--- begin Records shown ---

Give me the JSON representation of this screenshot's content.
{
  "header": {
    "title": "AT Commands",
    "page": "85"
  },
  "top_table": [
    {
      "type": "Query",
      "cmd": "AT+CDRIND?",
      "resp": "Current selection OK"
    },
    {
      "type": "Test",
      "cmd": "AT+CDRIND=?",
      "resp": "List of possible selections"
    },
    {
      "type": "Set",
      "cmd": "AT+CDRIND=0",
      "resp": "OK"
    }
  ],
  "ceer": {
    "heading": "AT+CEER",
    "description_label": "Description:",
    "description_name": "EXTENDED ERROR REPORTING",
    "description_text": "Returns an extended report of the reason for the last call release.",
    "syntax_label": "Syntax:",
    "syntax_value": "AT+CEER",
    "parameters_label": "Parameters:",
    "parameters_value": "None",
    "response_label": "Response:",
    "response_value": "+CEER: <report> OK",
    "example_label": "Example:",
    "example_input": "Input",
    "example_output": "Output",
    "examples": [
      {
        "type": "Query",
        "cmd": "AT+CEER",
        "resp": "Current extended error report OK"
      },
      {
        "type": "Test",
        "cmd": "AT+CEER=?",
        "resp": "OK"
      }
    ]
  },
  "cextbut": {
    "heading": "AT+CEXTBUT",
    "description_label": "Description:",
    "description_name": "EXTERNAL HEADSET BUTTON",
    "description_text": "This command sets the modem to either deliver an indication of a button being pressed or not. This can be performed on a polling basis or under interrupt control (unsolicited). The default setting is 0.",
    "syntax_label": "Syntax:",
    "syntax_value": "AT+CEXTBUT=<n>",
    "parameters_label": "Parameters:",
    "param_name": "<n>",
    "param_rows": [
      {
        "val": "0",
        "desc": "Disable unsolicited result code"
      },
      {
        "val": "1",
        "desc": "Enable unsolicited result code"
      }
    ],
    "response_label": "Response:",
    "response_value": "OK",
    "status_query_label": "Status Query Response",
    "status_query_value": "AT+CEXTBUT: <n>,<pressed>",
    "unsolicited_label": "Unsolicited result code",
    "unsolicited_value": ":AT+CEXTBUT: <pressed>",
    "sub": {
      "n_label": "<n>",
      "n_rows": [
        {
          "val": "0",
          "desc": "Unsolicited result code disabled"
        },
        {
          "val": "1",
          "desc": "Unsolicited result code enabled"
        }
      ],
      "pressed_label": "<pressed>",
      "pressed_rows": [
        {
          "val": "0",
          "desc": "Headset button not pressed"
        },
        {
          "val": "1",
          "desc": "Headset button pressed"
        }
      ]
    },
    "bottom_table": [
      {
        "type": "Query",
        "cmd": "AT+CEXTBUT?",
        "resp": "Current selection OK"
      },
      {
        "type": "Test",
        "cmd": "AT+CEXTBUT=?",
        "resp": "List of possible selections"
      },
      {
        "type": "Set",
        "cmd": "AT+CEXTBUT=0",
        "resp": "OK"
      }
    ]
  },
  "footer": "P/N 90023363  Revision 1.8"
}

--- end Records shown ---

- Problem to work on: Leave out every line without the string "Current" and copy the rest.

- Worked answer:
      "resp": "Current selection OK"
        "resp": "Current extended error report OK"
        "resp": "Current selection OK"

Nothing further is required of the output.